§ **WHAT IS REQUIRED**: How many lines in the records below contain the word "name"? Answer with the number alone.

§ **Figure content listings**:
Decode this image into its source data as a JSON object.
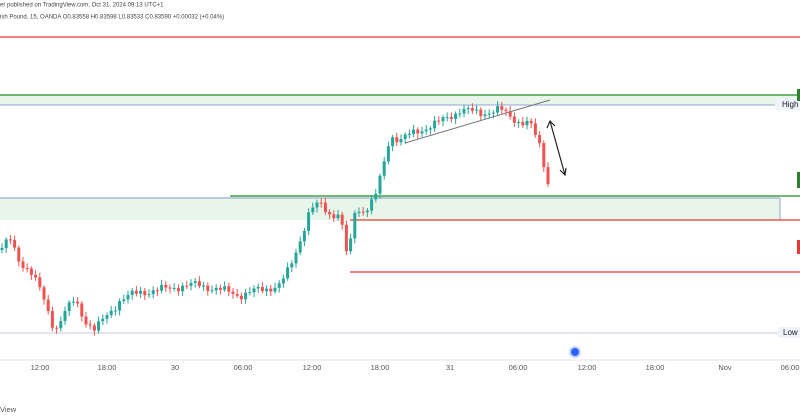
{
  "header": {
    "line1": "er published on TradingView.com, Oct 31, 2024 09:13 UTC+1",
    "line2": "ish Pound, 15, OANDA  O0.83558  H0.83598  L0.83533  C0.83590  +0.00032 (+0.04%)"
  },
  "price_labels": {
    "high": "High",
    "low": "Low"
  },
  "x_axis": {
    "labels": [
      "12:00",
      "18:00",
      "30",
      "06:00",
      "12:00",
      "18:00",
      "31",
      "06:00",
      "12:00",
      "18:00",
      "Nov",
      "06:00"
    ]
  },
  "footer": "View"
}
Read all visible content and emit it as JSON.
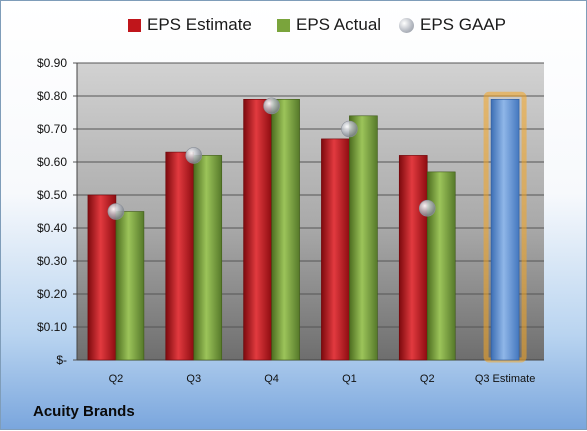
{
  "chart_data": {
    "type": "bar",
    "title": "",
    "xlabel": "",
    "ylabel": "",
    "categories": [
      "Q2",
      "Q3",
      "Q4",
      "Q1",
      "Q2",
      "Q3 Estimate"
    ],
    "series": [
      {
        "name": "EPS Estimate",
        "kind": "bar",
        "color": "#c0151b",
        "values": [
          0.5,
          0.63,
          0.79,
          0.67,
          0.62,
          null
        ]
      },
      {
        "name": "EPS Actual",
        "kind": "bar",
        "color": "#7aa43c",
        "values": [
          0.45,
          0.62,
          0.79,
          0.74,
          0.57,
          null
        ]
      },
      {
        "name": "EPS GAAP",
        "kind": "marker",
        "color": "#b8bcc4",
        "values": [
          0.45,
          0.62,
          0.77,
          0.7,
          0.46,
          null
        ]
      },
      {
        "name": "EPS Estimate (highlighted)",
        "kind": "highlight-bar",
        "color": "#6a9ad8",
        "values": [
          null,
          null,
          null,
          null,
          null,
          0.79
        ]
      }
    ],
    "ylim": [
      0,
      0.9
    ],
    "yticks": [
      0,
      0.1,
      0.2,
      0.3,
      0.4,
      0.5,
      0.6,
      0.7,
      0.8,
      0.9
    ],
    "ytick_labels": [
      "$-",
      "$0.10",
      "$0.20",
      "$0.30",
      "$0.40",
      "$0.50",
      "$0.60",
      "$0.70",
      "$0.80",
      "$0.90"
    ],
    "grid": true,
    "legend_position": "top",
    "highlight_color": "#f5a623",
    "plot_background_top": "#d2d2d2",
    "plot_background_bottom": "#6e6e6e"
  },
  "legend": {
    "items": [
      {
        "label": "EPS Estimate",
        "color": "#c0151b",
        "shape": "square"
      },
      {
        "label": "EPS Actual",
        "color": "#7aa43c",
        "shape": "square"
      },
      {
        "label": "EPS GAAP",
        "color": "#b8bcc4",
        "shape": "circle"
      }
    ]
  },
  "company": {
    "name": "Acuity Brands"
  }
}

§ **ANSWER BELOW**: 5